## RAW RECORDS

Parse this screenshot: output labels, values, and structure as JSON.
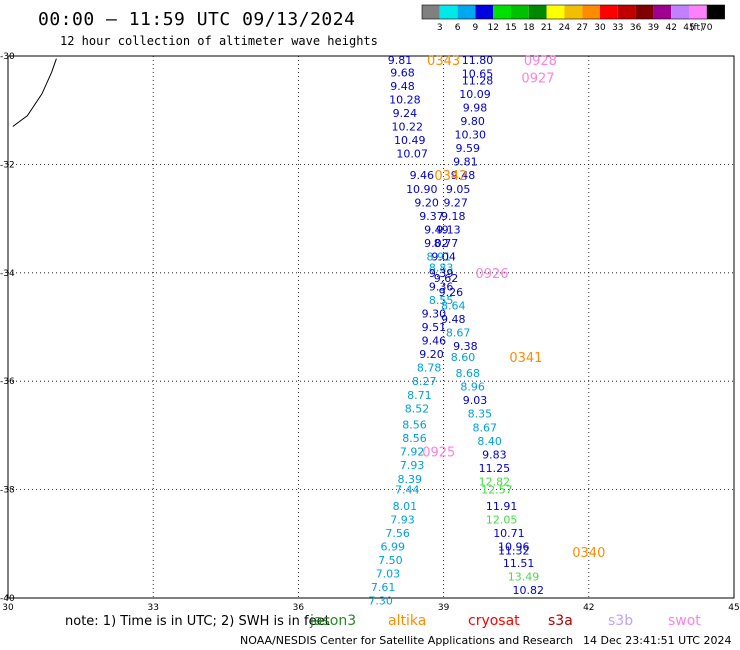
{
  "header": {
    "title": "00:00  –  11:59 UTC 09/13/2024",
    "subtitle": "12 hour collection of altimeter wave heights"
  },
  "colorbar": {
    "colors": [
      "#808080",
      "#00e8e8",
      "#00a8f0",
      "#0000e0",
      "#00e000",
      "#00c000",
      "#008800",
      "#ffff00",
      "#f0c000",
      "#ff8c00",
      "#ff0000",
      "#c00000",
      "#800000",
      "#a00090",
      "#c080ff",
      "#ff80ff",
      "#000000"
    ],
    "labels": [
      "3",
      "6",
      "9",
      "12",
      "15",
      "18",
      "21",
      "24",
      "27",
      "30",
      "33",
      "36",
      "39",
      "42",
      "45",
      "70"
    ],
    "unit": "(ft)"
  },
  "footer": {
    "note": "note:  1) Time is in UTC; 2) SWH is in feet",
    "credit": "NOAA/NESDIS Center for Satellite Applications and Research",
    "timestamp": "14 Dec 23:41:51 UTC 2024"
  },
  "satellites": [
    {
      "name": "jason3",
      "color": "#228b22"
    },
    {
      "name": "altika",
      "color": "#ff8c00"
    },
    {
      "name": "cryosat",
      "color": "#ff0000"
    },
    {
      "name": "s3a",
      "color": "#b00000"
    },
    {
      "name": "s3b",
      "color": "#c0a0ff"
    },
    {
      "name": "swot",
      "color": "#ff80e0"
    }
  ],
  "chart_data": {
    "type": "scatter",
    "xlim": [
      30,
      45
    ],
    "ylim": [
      -30,
      -40
    ],
    "x_ticks": [
      "30",
      "33",
      "36",
      "39",
      "42",
      "45"
    ],
    "y_ticks": [
      "-30",
      "-32",
      "-34",
      "-36",
      "-38",
      "-40"
    ],
    "grid": true,
    "coastline": [
      [
        30.1,
        -31.3
      ],
      [
        30.4,
        -31.1
      ],
      [
        30.7,
        -30.7
      ],
      [
        30.9,
        -30.3
      ],
      [
        31.0,
        -30.05
      ]
    ],
    "color_map": {
      "blue": "#0000cd",
      "cyan": "#00a0d8",
      "green": "#44dd44"
    },
    "points": [
      {
        "x": 38.1,
        "y": -30.07,
        "v": "9.81",
        "c": "blue"
      },
      {
        "x": 38.15,
        "y": -30.3,
        "v": "9.68",
        "c": "blue"
      },
      {
        "x": 38.15,
        "y": -30.55,
        "v": "9.48",
        "c": "blue"
      },
      {
        "x": 38.2,
        "y": -30.8,
        "v": "10.28",
        "c": "blue"
      },
      {
        "x": 38.2,
        "y": -31.05,
        "v": "9.24",
        "c": "blue"
      },
      {
        "x": 38.25,
        "y": -31.3,
        "v": "10.22",
        "c": "blue"
      },
      {
        "x": 38.3,
        "y": -31.55,
        "v": "10.49",
        "c": "blue"
      },
      {
        "x": 38.35,
        "y": -31.8,
        "v": "10.07",
        "c": "blue"
      },
      {
        "x": 38.55,
        "y": -32.2,
        "v": "9.46",
        "c": "blue"
      },
      {
        "x": 38.55,
        "y": -32.45,
        "v": "10.90",
        "c": "blue"
      },
      {
        "x": 38.65,
        "y": -32.7,
        "v": "9.20",
        "c": "blue"
      },
      {
        "x": 38.75,
        "y": -32.95,
        "v": "9.37",
        "c": "blue"
      },
      {
        "x": 38.85,
        "y": -33.2,
        "v": "9.49",
        "c": "blue"
      },
      {
        "x": 38.85,
        "y": -33.45,
        "v": "9.02",
        "c": "blue"
      },
      {
        "x": 38.9,
        "y": -33.7,
        "v": "8.91",
        "c": "cyan"
      },
      {
        "x": 38.95,
        "y": -33.9,
        "v": "8.83",
        "c": "cyan"
      },
      {
        "x": 38.95,
        "y": -34.0,
        "v": "9.39",
        "c": "blue"
      },
      {
        "x": 38.95,
        "y": -34.25,
        "v": "9.36",
        "c": "blue"
      },
      {
        "x": 38.95,
        "y": -34.5,
        "v": "8.55",
        "c": "cyan"
      },
      {
        "x": 38.8,
        "y": -34.75,
        "v": "9.30",
        "c": "blue"
      },
      {
        "x": 38.8,
        "y": -35.0,
        "v": "9.51",
        "c": "blue"
      },
      {
        "x": 38.8,
        "y": -35.25,
        "v": "9.46",
        "c": "blue"
      },
      {
        "x": 38.75,
        "y": -35.5,
        "v": "9.20",
        "c": "blue"
      },
      {
        "x": 38.7,
        "y": -35.75,
        "v": "8.78",
        "c": "cyan"
      },
      {
        "x": 38.6,
        "y": -36.0,
        "v": "8.27",
        "c": "cyan"
      },
      {
        "x": 38.5,
        "y": -36.25,
        "v": "8.71",
        "c": "cyan"
      },
      {
        "x": 38.45,
        "y": -36.5,
        "v": "8.52",
        "c": "cyan"
      },
      {
        "x": 38.4,
        "y": -36.8,
        "v": "8.56",
        "c": "cyan"
      },
      {
        "x": 38.4,
        "y": -37.05,
        "v": "8.56",
        "c": "cyan"
      },
      {
        "x": 38.35,
        "y": -37.3,
        "v": "7.92",
        "c": "cyan"
      },
      {
        "x": 38.35,
        "y": -37.55,
        "v": "7.93",
        "c": "cyan"
      },
      {
        "x": 38.3,
        "y": -37.8,
        "v": "8.39",
        "c": "cyan"
      },
      {
        "x": 38.25,
        "y": -38.0,
        "v": "7.44",
        "c": "cyan"
      },
      {
        "x": 38.2,
        "y": -38.3,
        "v": "8.01",
        "c": "cyan"
      },
      {
        "x": 38.15,
        "y": -38.55,
        "v": "7.93",
        "c": "cyan"
      },
      {
        "x": 38.05,
        "y": -38.8,
        "v": "7.56",
        "c": "cyan"
      },
      {
        "x": 37.95,
        "y": -39.05,
        "v": "6.99",
        "c": "cyan"
      },
      {
        "x": 37.9,
        "y": -39.3,
        "v": "7.50",
        "c": "cyan"
      },
      {
        "x": 37.85,
        "y": -39.55,
        "v": "7.03",
        "c": "cyan"
      },
      {
        "x": 37.75,
        "y": -39.8,
        "v": "7.61",
        "c": "cyan"
      },
      {
        "x": 37.7,
        "y": -40.05,
        "v": "7.30",
        "c": "cyan"
      },
      {
        "x": 39.7,
        "y": -30.07,
        "v": "11.80",
        "c": "blue"
      },
      {
        "x": 39.7,
        "y": -30.32,
        "v": "10.65",
        "c": "blue"
      },
      {
        "x": 39.7,
        "y": -30.45,
        "v": "11.28",
        "c": "blue"
      },
      {
        "x": 39.65,
        "y": -30.7,
        "v": "10.09",
        "c": "blue"
      },
      {
        "x": 39.65,
        "y": -30.95,
        "v": "9.98",
        "c": "blue"
      },
      {
        "x": 39.6,
        "y": -31.2,
        "v": "9.80",
        "c": "blue"
      },
      {
        "x": 39.55,
        "y": -31.45,
        "v": "10.30",
        "c": "blue"
      },
      {
        "x": 39.5,
        "y": -31.7,
        "v": "9.59",
        "c": "blue"
      },
      {
        "x": 39.45,
        "y": -31.95,
        "v": "9.81",
        "c": "blue"
      },
      {
        "x": 39.4,
        "y": -32.2,
        "v": "9.48",
        "c": "blue"
      },
      {
        "x": 39.3,
        "y": -32.45,
        "v": "9.05",
        "c": "blue"
      },
      {
        "x": 39.25,
        "y": -32.7,
        "v": "9.27",
        "c": "blue"
      },
      {
        "x": 39.2,
        "y": -32.95,
        "v": "9.18",
        "c": "blue"
      },
      {
        "x": 39.1,
        "y": -33.2,
        "v": "9.13",
        "c": "blue"
      },
      {
        "x": 39.05,
        "y": -33.45,
        "v": "8.77",
        "c": "blue"
      },
      {
        "x": 39.0,
        "y": -33.7,
        "v": "9.04",
        "c": "blue"
      },
      {
        "x": 39.05,
        "y": -34.1,
        "v": "9.62",
        "c": "blue"
      },
      {
        "x": 39.15,
        "y": -34.35,
        "v": "9.26",
        "c": "blue"
      },
      {
        "x": 39.2,
        "y": -34.6,
        "v": "8.64",
        "c": "cyan"
      },
      {
        "x": 39.2,
        "y": -34.85,
        "v": "9.48",
        "c": "blue"
      },
      {
        "x": 39.3,
        "y": -35.1,
        "v": "8.67",
        "c": "cyan"
      },
      {
        "x": 39.45,
        "y": -35.35,
        "v": "9.38",
        "c": "blue"
      },
      {
        "x": 39.4,
        "y": -35.55,
        "v": "8.60",
        "c": "cyan"
      },
      {
        "x": 39.5,
        "y": -35.85,
        "v": "8.68",
        "c": "cyan"
      },
      {
        "x": 39.6,
        "y": -36.1,
        "v": "8.96",
        "c": "cyan"
      },
      {
        "x": 39.65,
        "y": -36.35,
        "v": "9.03",
        "c": "blue"
      },
      {
        "x": 39.75,
        "y": -36.6,
        "v": "8.35",
        "c": "cyan"
      },
      {
        "x": 39.85,
        "y": -36.85,
        "v": "8.67",
        "c": "cyan"
      },
      {
        "x": 39.95,
        "y": -37.1,
        "v": "8.40",
        "c": "cyan"
      },
      {
        "x": 40.05,
        "y": -37.35,
        "v": "9.83",
        "c": "blue"
      },
      {
        "x": 40.05,
        "y": -37.6,
        "v": "11.25",
        "c": "blue"
      },
      {
        "x": 40.05,
        "y": -37.85,
        "v": "12.82",
        "c": "green"
      },
      {
        "x": 40.1,
        "y": -38.0,
        "v": "12.57",
        "c": "green"
      },
      {
        "x": 40.2,
        "y": -38.3,
        "v": "11.91",
        "c": "blue"
      },
      {
        "x": 40.2,
        "y": -38.55,
        "v": "12.05",
        "c": "green"
      },
      {
        "x": 40.35,
        "y": -38.8,
        "v": "10.71",
        "c": "blue"
      },
      {
        "x": 40.45,
        "y": -39.05,
        "v": "10.96",
        "c": "blue"
      },
      {
        "x": 40.45,
        "y": -39.12,
        "v": "11.32",
        "c": "blue"
      },
      {
        "x": 40.55,
        "y": -39.35,
        "v": "11.51",
        "c": "blue"
      },
      {
        "x": 40.65,
        "y": -39.6,
        "v": "13.49",
        "c": "green"
      },
      {
        "x": 40.75,
        "y": -39.85,
        "v": "10.82",
        "c": "blue"
      }
    ],
    "time_labels": [
      {
        "x": 39.0,
        "y": -30.07,
        "v": "0343",
        "c": "orange"
      },
      {
        "x": 39.15,
        "y": -32.2,
        "v": "0342",
        "c": "orange"
      },
      {
        "x": 40.7,
        "y": -35.55,
        "v": "0341",
        "c": "orange"
      },
      {
        "x": 42.0,
        "y": -39.15,
        "v": "0340",
        "c": "orange"
      },
      {
        "x": 41.0,
        "y": -30.07,
        "v": "0928",
        "c": "pink"
      },
      {
        "x": 40.95,
        "y": -30.4,
        "v": "0927",
        "c": "pink"
      },
      {
        "x": 40.0,
        "y": -34.0,
        "v": "0926",
        "c": "pink"
      },
      {
        "x": 38.9,
        "y": -37.3,
        "v": "0925",
        "c": "pink"
      }
    ],
    "time_colors": {
      "orange": "#ff8c00",
      "pink": "#ff80e0"
    }
  }
}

## EXERCISE
Go through the data above and find the lines with the word "name". Copy each of those lines.

## RESULT
      "name": "jason3",
      "name": "altika",
      "name": "cryosat",
      "name": "s3a",
      "name": "s3b",
      "name": "swot",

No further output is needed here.